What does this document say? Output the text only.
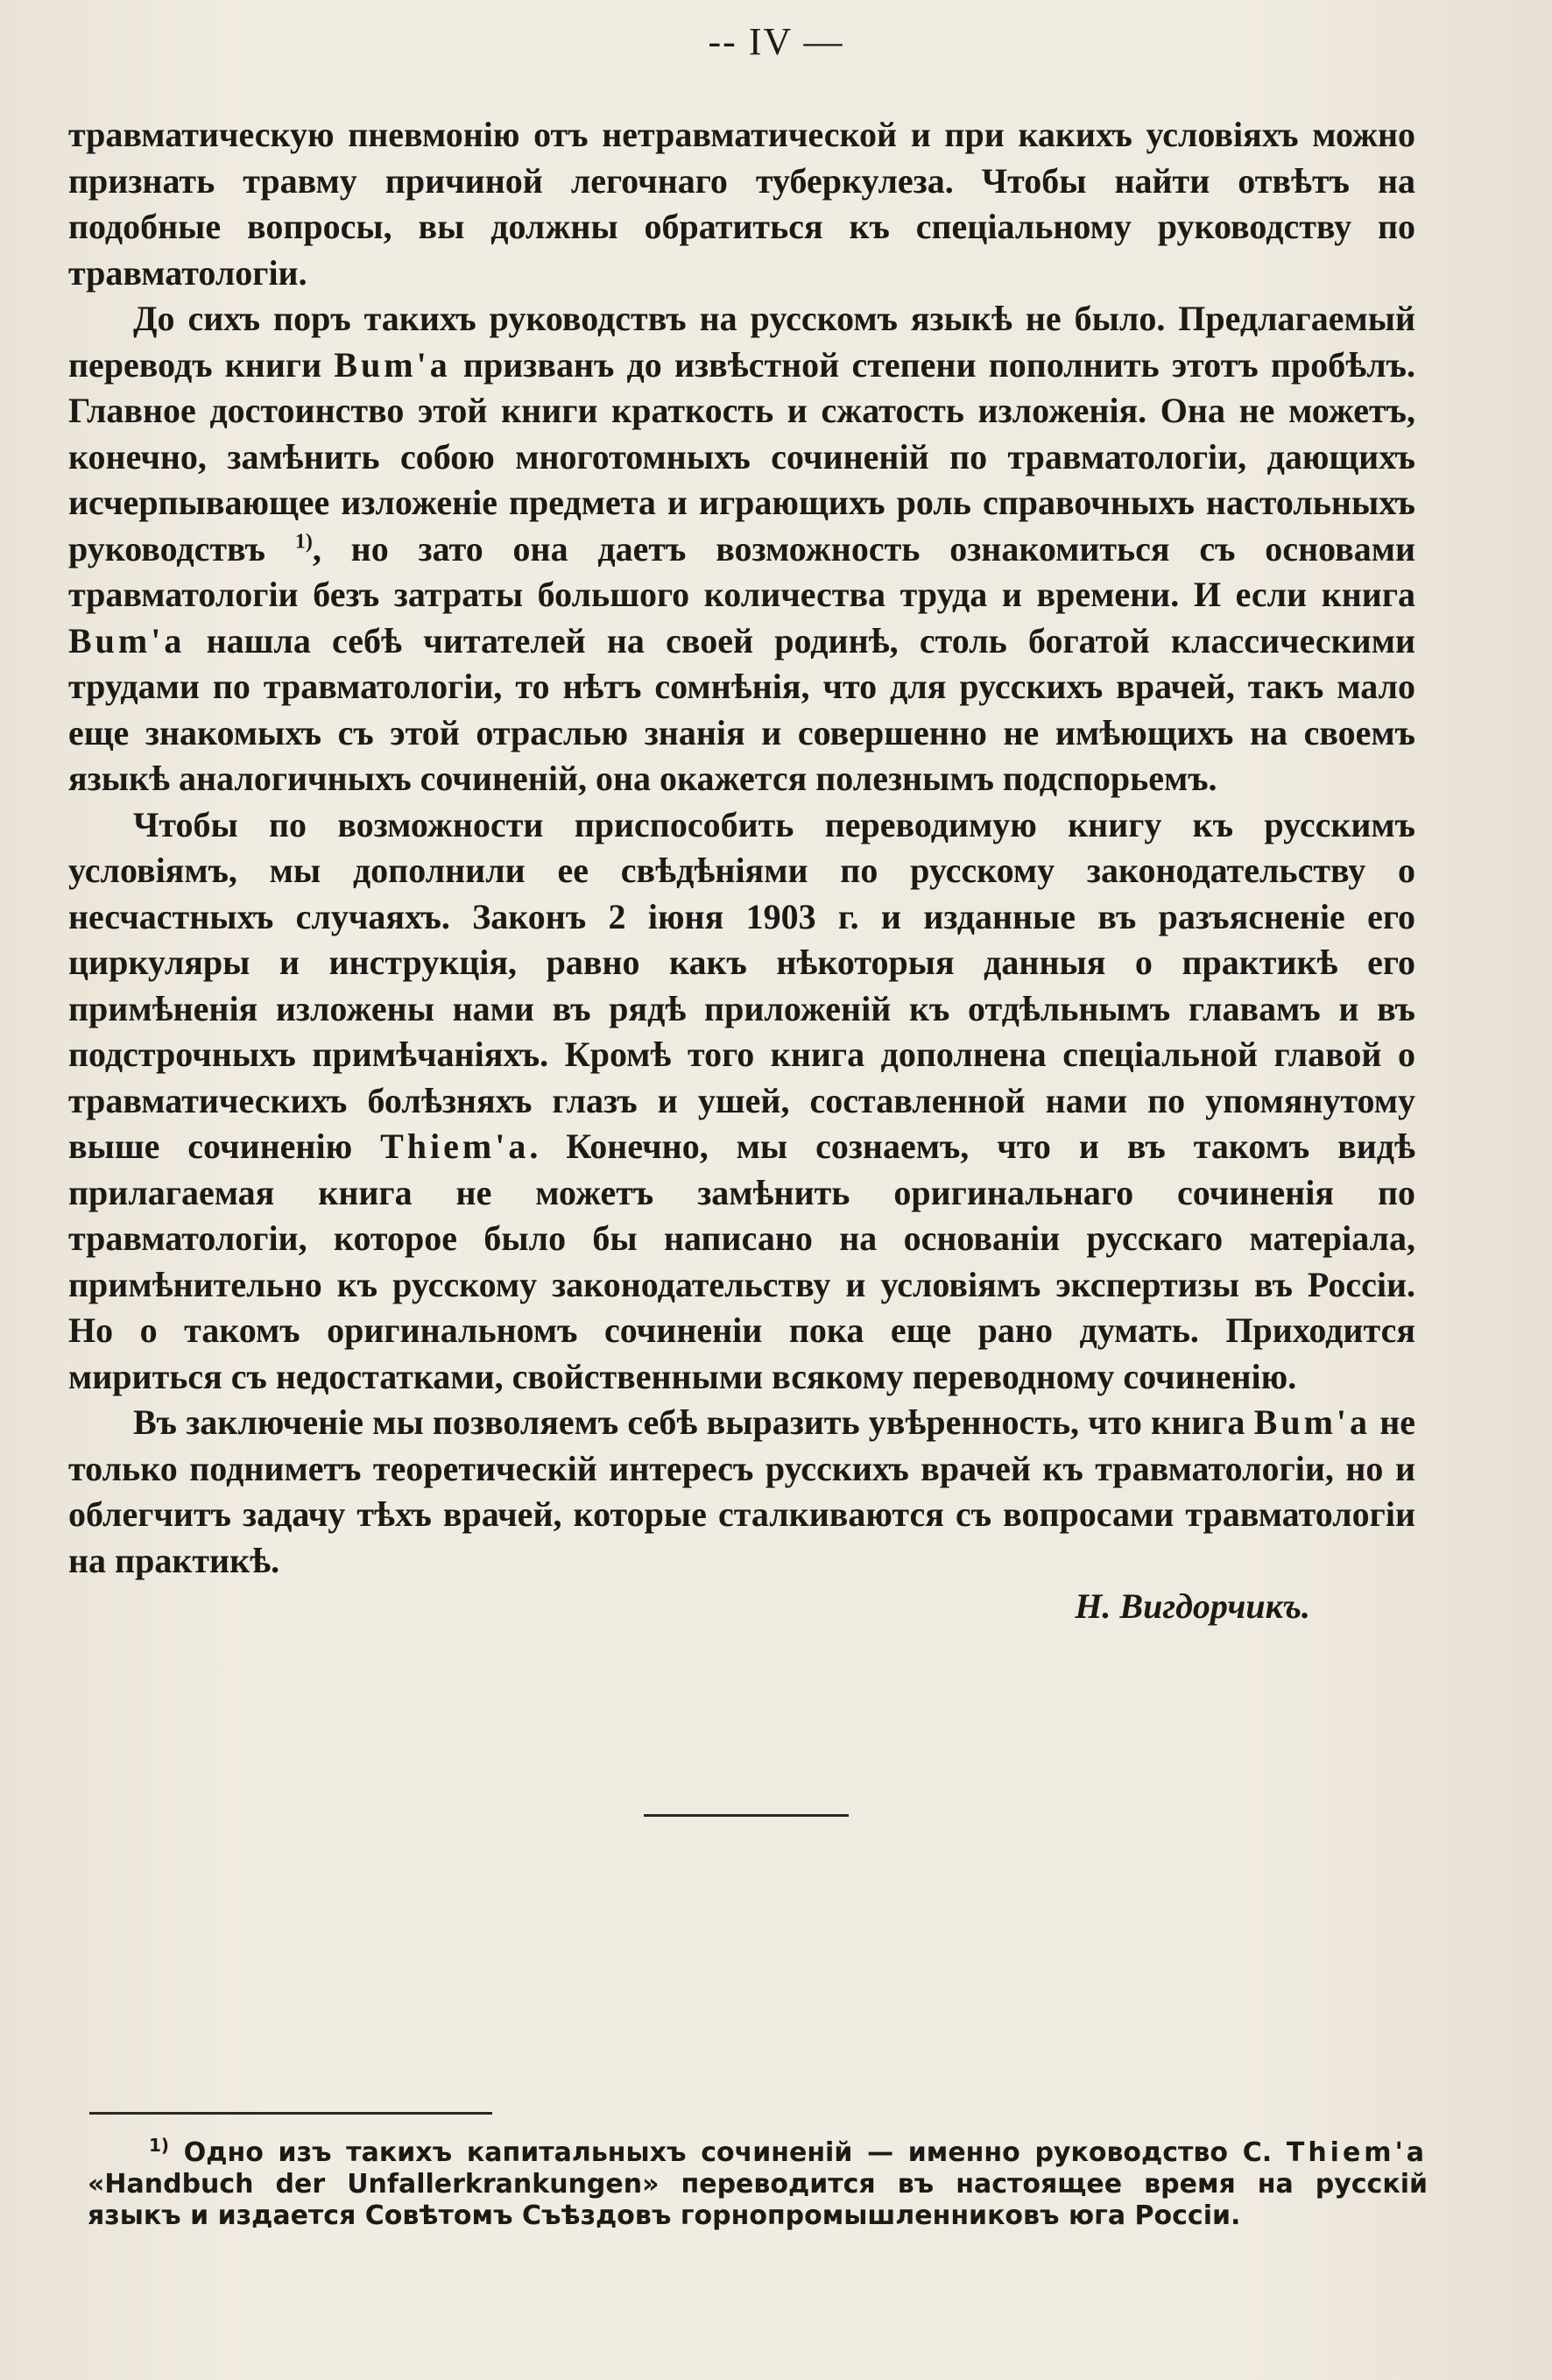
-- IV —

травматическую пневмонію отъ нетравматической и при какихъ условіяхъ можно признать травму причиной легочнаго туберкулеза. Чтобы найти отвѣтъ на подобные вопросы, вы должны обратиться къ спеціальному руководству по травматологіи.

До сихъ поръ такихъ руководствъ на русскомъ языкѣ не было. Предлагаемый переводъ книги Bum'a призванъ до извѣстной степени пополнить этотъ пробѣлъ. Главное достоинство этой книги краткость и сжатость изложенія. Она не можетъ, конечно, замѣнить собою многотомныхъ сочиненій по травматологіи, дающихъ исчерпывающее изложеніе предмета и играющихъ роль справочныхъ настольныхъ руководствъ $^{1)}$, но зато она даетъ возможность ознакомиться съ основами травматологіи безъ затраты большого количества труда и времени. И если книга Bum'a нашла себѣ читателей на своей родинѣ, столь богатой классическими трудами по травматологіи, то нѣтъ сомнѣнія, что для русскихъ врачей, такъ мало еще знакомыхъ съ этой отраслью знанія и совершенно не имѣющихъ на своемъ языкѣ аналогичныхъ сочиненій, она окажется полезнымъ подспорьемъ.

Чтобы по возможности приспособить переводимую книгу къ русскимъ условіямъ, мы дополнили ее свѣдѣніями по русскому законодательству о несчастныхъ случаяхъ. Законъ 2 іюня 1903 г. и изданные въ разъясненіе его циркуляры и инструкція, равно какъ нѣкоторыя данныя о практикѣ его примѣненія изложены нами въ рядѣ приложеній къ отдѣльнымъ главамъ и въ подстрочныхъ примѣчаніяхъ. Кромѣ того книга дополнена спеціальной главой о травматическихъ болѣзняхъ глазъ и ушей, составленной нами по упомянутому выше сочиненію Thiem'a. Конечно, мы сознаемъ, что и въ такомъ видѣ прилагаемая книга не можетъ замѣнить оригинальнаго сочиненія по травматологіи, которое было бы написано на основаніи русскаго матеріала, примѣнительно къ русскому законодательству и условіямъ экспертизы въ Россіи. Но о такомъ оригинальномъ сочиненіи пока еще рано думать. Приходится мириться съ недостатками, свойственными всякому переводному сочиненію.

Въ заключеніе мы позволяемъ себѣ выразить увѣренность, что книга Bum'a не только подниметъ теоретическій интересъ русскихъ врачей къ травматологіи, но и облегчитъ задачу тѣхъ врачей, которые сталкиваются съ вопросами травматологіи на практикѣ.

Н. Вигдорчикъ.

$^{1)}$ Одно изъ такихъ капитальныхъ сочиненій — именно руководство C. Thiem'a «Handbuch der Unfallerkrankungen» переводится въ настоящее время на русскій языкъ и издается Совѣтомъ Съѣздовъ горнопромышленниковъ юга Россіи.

------------------------------------------------------------------------

Stated problem
Search the data for the string "русскихъ" and copy each line where it appears.

Reply
До сихъ поръ такихъ руководствъ на русскомъ языкѣ не было. Предлагаемый переводъ книги Bum'a призванъ до извѣстной степени пополнить этотъ пробѣлъ. Главное достоинство этой книги краткость и сжатость изложенія. Она не можетъ, конечно, замѣнить собою многотомныхъ сочиненій по травматологіи, дающихъ исчерпывающее изложеніе предмета и играющихъ роль справочныхъ настольныхъ руководствъ $^{1)}$, но зато она даетъ возможность ознакомиться съ основами травматологіи безъ затраты большого количества труда и времени. И если книга Bum'a нашла себѣ читателей на своей родинѣ, столь богатой классическими трудами по травматологіи, то нѣтъ сомнѣнія, что для русскихъ врачей, такъ мало еще знакомыхъ съ этой отраслью знанія и совершенно не имѣющихъ на своемъ языкѣ аналогичныхъ сочиненій, она окажется полезнымъ подспорьемъ.
Въ заключеніе мы позволяемъ себѣ выразить увѣренность, что книга Bum'a не только подниметъ теоретическій интересъ русскихъ врачей къ травматологіи, но и облегчитъ задачу тѣхъ врачей, которые сталкиваются съ вопросами травматологіи на практикѣ.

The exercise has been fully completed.